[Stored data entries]
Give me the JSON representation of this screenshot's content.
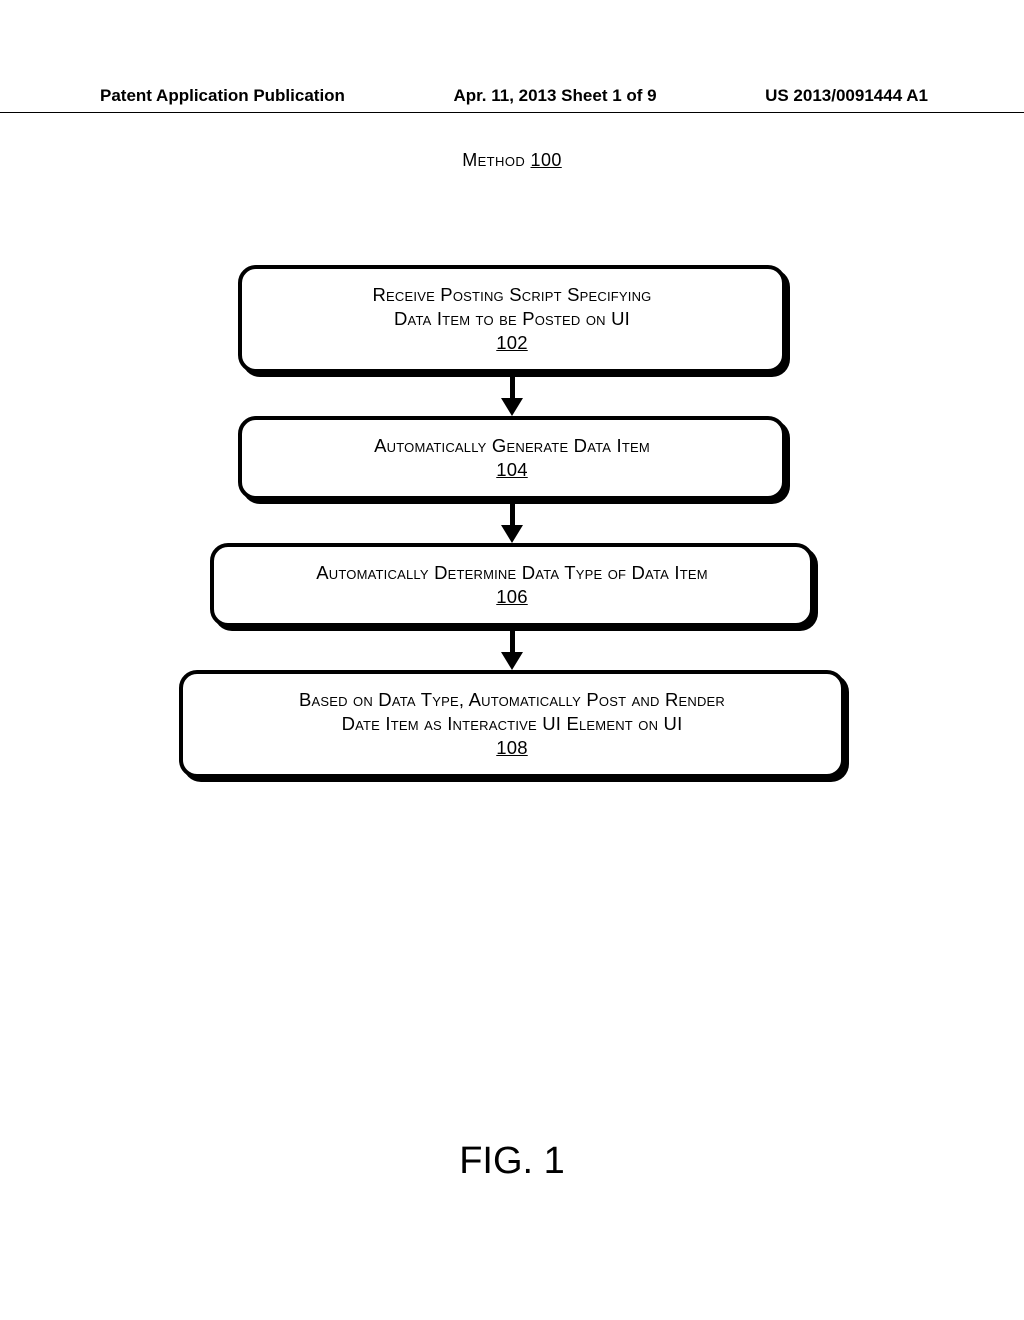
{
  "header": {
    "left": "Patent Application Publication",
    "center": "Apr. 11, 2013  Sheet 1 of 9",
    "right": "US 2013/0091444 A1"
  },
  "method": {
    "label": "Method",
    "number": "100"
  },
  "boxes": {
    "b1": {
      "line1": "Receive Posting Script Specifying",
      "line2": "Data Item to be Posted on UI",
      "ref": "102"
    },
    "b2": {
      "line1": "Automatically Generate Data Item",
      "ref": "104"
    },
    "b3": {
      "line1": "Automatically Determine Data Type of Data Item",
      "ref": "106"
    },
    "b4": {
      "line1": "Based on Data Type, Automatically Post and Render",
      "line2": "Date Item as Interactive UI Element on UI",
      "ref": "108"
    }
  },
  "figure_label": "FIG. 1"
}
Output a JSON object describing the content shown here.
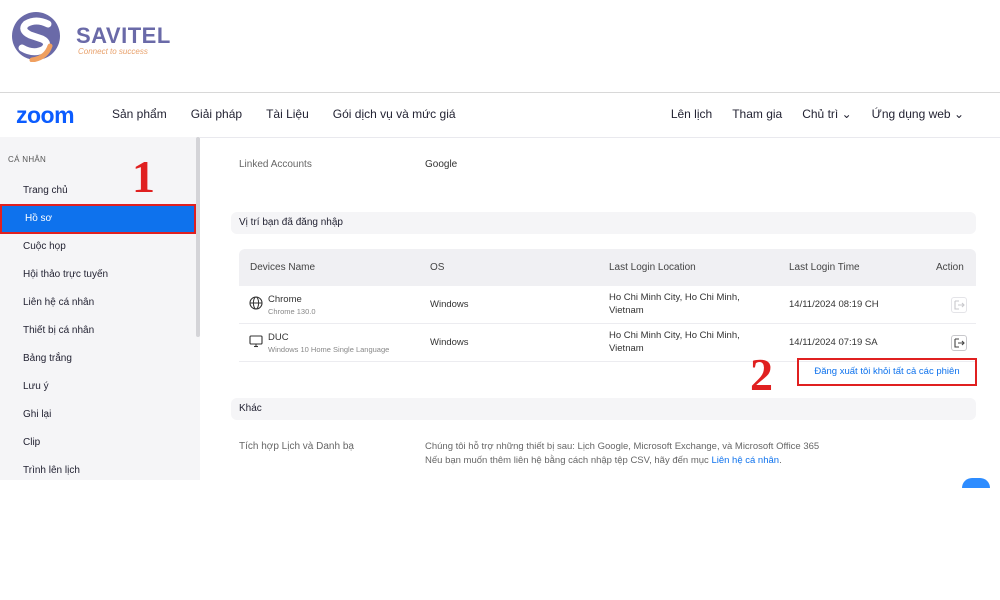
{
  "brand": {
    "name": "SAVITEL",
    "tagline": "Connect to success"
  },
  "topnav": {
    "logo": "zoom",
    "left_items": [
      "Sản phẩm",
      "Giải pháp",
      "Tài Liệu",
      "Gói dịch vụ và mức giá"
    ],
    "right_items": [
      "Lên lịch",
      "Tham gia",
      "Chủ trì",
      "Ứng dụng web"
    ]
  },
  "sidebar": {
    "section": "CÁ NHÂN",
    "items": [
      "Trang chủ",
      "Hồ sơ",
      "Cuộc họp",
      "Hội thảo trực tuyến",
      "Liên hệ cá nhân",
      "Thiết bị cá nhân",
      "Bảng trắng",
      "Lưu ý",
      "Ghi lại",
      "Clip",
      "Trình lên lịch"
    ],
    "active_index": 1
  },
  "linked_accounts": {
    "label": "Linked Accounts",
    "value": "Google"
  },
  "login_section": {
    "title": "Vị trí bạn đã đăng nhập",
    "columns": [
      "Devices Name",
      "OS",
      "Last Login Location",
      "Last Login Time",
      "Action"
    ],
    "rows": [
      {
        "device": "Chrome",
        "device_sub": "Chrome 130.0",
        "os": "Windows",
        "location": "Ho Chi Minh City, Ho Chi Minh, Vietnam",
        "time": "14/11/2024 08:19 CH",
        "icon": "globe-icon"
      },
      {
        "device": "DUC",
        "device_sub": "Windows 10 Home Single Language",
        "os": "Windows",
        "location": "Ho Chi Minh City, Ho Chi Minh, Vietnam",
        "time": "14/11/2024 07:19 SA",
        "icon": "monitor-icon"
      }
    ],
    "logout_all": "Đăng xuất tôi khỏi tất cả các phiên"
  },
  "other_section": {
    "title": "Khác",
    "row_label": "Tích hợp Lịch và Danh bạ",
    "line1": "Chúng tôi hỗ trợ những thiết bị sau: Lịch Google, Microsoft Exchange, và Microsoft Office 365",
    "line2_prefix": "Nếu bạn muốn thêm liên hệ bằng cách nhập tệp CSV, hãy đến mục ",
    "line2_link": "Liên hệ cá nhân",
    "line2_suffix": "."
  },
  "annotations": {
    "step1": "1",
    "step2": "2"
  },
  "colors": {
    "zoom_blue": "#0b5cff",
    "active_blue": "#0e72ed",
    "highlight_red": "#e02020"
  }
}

- **Exercise requirements**
Each line containing the word "Last" counts once; report the total alone.

- **Complete output**
2